--- DATA FOR THE TASK ---
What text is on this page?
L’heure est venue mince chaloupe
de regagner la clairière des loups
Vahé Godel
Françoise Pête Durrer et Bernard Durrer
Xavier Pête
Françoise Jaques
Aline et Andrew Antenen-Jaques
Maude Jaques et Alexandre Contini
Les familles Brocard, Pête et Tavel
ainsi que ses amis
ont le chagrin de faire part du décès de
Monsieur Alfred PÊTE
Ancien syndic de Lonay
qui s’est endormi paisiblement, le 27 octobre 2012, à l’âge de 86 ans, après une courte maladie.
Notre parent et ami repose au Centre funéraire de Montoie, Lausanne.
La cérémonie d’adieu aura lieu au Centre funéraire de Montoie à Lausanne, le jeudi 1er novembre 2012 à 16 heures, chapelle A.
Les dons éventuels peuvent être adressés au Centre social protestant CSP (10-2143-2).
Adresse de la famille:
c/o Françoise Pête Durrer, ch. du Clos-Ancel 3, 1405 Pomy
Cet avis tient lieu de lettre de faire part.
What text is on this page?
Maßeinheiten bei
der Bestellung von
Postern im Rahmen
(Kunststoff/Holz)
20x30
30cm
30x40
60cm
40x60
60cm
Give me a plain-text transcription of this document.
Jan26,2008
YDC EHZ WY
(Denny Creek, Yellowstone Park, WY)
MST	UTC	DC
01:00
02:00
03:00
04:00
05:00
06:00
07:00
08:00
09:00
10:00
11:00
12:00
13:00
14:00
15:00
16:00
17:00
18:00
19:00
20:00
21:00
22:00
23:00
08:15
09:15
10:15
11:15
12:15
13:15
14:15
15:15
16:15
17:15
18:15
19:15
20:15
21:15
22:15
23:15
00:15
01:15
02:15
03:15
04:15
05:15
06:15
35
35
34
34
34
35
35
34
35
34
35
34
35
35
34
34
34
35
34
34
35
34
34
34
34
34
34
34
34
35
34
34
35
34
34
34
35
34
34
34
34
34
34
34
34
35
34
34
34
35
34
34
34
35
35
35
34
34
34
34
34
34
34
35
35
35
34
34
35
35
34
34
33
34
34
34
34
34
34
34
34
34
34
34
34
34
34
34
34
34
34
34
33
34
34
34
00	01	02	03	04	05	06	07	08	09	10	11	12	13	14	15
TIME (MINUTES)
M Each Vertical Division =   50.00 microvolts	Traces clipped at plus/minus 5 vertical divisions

--- PROBLEM DETAILS ---
Repeat the entries shown above, every one, word for word.

--- FULL SOLUTION ---
What text is on this page?
L’heure est venue mince chaloupe
de regagner la clairière des loups
Vahé Godel
Françoise Pête Durrer et Bernard Durrer
Xavier Pête
Françoise Jaques
Aline et Andrew Antenen-Jaques
Maude Jaques et Alexandre Contini
Les familles Brocard, Pête et Tavel
ainsi que ses amis
ont le chagrin de faire part du décès de
Monsieur Alfred PÊTE
Ancien syndic de Lonay
qui s’est endormi paisiblement, le 27 octobre 2012, à l’âge de 86 ans, après une courte maladie.
Notre parent et ami repose au Centre funéraire de Montoie, Lausanne.
La cérémonie d’adieu aura lieu au Centre funéraire de Montoie à Lausanne, le jeudi 1er novembre 2012 à 16 heures, chapelle A.
Les dons éventuels peuvent être adressés au Centre social protestant CSP (10-2143-2).
Adresse de la famille:
c/o Françoise Pête Durrer, ch. du Clos-Ancel 3, 1405 Pomy
Cet avis tient lieu de lettre de faire part.
What text is on this page?
Maßeinheiten bei
der Bestellung von
Postern im Rahmen
(Kunststoff/Holz)
20x30
30cm
30x40
60cm
40x60
60cm
Give me a plain-text transcription of this document.
Jan26,2008
YDC EHZ WY
(Denny Creek, Yellowstone Park, WY)
MST	UTC	DC
01:00
02:00
03:00
04:00
05:00
06:00
07:00
08:00
09:00
10:00
11:00
12:00
13:00
14:00
15:00
16:00
17:00
18:00
19:00
20:00
21:00
22:00
23:00
08:15
09:15
10:15
11:15
12:15
13:15
14:15
15:15
16:15
17:15
18:15
19:15
20:15
21:15
22:15
23:15
00:15
01:15
02:15
03:15
04:15
05:15
06:15
35
35
34
34
34
35
35
34
35
34
35
34
35
35
34
34
34
35
34
34
35
34
34
34
34
34
34
34
34
35
34
34
35
34
34
34
35
34
34
34
34
34
34
34
34
35
34
34
34
35
34
34
34
35
35
35
34
34
34
34
34
34
34
35
35
35
34
34
35
35
34
34
33
34
34
34
34
34
34
34
34
34
34
34
34
34
34
34
34
34
34
34
33
34
34
34
00	01	02	03	04	05	06	07	08	09	10	11	12	13	14	15
TIME (MINUTES)
M Each Vertical Division =   50.00 microvolts	Traces clipped at plus/minus 5 vertical divisions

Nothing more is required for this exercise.